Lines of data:
-----

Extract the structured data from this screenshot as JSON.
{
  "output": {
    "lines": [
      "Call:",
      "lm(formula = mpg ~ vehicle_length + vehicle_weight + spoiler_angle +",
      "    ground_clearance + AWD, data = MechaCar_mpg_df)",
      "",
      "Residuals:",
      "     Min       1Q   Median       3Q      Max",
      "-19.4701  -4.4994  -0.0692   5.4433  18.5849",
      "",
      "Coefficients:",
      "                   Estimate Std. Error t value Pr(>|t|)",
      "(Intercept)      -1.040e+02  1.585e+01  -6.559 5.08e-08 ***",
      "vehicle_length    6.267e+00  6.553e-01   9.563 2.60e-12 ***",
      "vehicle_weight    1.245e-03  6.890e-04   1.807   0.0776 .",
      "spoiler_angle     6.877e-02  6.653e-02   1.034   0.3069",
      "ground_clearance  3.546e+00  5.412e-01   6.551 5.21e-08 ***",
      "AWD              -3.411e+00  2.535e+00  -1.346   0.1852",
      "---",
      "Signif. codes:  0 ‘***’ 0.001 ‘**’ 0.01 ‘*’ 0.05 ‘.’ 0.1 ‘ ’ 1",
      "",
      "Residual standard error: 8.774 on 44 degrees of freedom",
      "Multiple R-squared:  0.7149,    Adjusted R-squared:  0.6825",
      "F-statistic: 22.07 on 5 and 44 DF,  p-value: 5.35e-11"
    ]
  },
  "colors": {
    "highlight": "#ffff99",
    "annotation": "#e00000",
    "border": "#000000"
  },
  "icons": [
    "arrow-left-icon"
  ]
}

-----

Task to carry out: Write all of the records out again exactly.

Worked answer:
Extract the structured data from this screenshot as JSON.
{
  "output": {
    "lines": [
      "Call:",
      "lm(formula = mpg ~ vehicle_length + vehicle_weight + spoiler_angle +",
      "    ground_clearance + AWD, data = MechaCar_mpg_df)",
      "",
      "Residuals:",
      "     Min       1Q   Median       3Q      Max",
      "-19.4701  -4.4994  -0.0692   5.4433  18.5849",
      "",
      "Coefficients:",
      "                   Estimate Std. Error t value Pr(>|t|)",
      "(Intercept)      -1.040e+02  1.585e+01  -6.559 5.08e-08 ***",
      "vehicle_length    6.267e+00  6.553e-01   9.563 2.60e-12 ***",
      "vehicle_weight    1.245e-03  6.890e-04   1.807   0.0776 .",
      "spoiler_angle     6.877e-02  6.653e-02   1.034   0.3069",
      "ground_clearance  3.546e+00  5.412e-01   6.551 5.21e-08 ***",
      "AWD              -3.411e+00  2.535e+00  -1.346   0.1852",
      "---",
      "Signif. codes:  0 ‘***’ 0.001 ‘**’ 0.01 ‘*’ 0.05 ‘.’ 0.1 ‘ ’ 1",
      "",
      "Residual standard error: 8.774 on 44 degrees of freedom",
      "Multiple R-squared:  0.7149,    Adjusted R-squared:  0.6825",
      "F-statistic: 22.07 on 5 and 44 DF,  p-value: 5.35e-11"
    ]
  },
  "colors": {
    "highlight": "#ffff99",
    "annotation": "#e00000",
    "border": "#000000"
  },
  "icons": [
    "arrow-left-icon"
  ]
}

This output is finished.